# RECORDED INFORMATION start

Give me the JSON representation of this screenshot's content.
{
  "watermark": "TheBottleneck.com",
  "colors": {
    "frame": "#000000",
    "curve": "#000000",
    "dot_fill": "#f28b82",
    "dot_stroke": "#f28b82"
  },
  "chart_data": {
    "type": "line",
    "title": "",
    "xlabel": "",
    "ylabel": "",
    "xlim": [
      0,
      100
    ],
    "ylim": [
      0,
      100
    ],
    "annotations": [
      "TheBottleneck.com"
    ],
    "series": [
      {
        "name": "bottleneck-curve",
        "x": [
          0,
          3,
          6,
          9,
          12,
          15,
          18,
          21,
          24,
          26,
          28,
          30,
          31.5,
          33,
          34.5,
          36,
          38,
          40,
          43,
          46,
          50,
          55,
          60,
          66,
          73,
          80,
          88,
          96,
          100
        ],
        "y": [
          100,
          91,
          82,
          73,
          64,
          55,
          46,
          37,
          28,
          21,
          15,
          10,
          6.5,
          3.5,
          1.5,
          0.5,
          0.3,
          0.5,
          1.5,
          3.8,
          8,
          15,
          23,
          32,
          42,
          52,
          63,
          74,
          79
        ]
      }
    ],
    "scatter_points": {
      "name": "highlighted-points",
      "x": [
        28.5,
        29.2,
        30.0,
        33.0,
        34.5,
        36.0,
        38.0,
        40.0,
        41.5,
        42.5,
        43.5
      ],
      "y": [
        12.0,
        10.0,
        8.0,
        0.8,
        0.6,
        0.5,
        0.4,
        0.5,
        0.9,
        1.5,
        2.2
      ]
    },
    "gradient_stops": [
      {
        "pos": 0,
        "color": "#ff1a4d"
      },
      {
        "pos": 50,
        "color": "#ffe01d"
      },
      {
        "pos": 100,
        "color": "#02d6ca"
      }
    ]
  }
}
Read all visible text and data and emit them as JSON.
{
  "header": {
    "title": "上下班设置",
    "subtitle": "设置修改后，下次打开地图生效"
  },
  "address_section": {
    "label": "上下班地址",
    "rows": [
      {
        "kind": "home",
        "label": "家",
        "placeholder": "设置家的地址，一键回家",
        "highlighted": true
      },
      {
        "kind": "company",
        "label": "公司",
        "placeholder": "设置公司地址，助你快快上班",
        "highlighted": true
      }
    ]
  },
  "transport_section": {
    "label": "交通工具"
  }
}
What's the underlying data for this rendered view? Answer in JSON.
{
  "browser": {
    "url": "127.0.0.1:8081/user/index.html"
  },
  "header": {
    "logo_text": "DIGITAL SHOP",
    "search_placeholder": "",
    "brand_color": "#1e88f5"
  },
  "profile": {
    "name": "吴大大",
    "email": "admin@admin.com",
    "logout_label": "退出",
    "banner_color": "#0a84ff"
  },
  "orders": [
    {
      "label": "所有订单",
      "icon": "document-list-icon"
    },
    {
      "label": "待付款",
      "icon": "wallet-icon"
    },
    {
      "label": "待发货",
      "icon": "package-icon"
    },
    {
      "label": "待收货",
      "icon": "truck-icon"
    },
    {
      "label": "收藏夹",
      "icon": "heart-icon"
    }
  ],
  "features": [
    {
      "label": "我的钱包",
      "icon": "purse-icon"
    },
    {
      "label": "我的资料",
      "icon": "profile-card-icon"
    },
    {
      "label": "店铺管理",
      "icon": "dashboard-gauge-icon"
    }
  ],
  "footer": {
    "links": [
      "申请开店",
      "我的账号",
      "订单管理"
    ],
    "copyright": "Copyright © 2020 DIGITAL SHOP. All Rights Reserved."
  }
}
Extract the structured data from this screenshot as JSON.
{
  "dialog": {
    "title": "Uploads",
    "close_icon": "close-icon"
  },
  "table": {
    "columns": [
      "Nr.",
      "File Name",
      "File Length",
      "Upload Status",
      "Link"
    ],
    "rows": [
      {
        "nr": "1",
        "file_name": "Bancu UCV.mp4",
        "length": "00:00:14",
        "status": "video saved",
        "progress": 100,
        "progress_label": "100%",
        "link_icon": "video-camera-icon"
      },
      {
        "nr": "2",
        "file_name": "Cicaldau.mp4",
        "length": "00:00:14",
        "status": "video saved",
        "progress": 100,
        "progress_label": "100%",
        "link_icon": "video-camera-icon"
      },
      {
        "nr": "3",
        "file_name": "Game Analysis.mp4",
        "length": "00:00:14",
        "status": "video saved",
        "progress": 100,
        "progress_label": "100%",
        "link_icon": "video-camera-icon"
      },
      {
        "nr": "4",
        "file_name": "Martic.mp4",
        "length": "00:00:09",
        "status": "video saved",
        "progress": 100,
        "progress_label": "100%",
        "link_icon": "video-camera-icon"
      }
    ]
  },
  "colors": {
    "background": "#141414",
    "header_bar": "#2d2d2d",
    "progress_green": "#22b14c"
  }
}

# RECORDED INFORMATION end

GOAL =>
Select the lines that carry the string "SHOP" and copy them.

FINAL ANSWER =>
    "logo_text": "DIGITAL SHOP",
    "copyright": "Copyright © 2020 DIGITAL SHOP. All Rights Reserved."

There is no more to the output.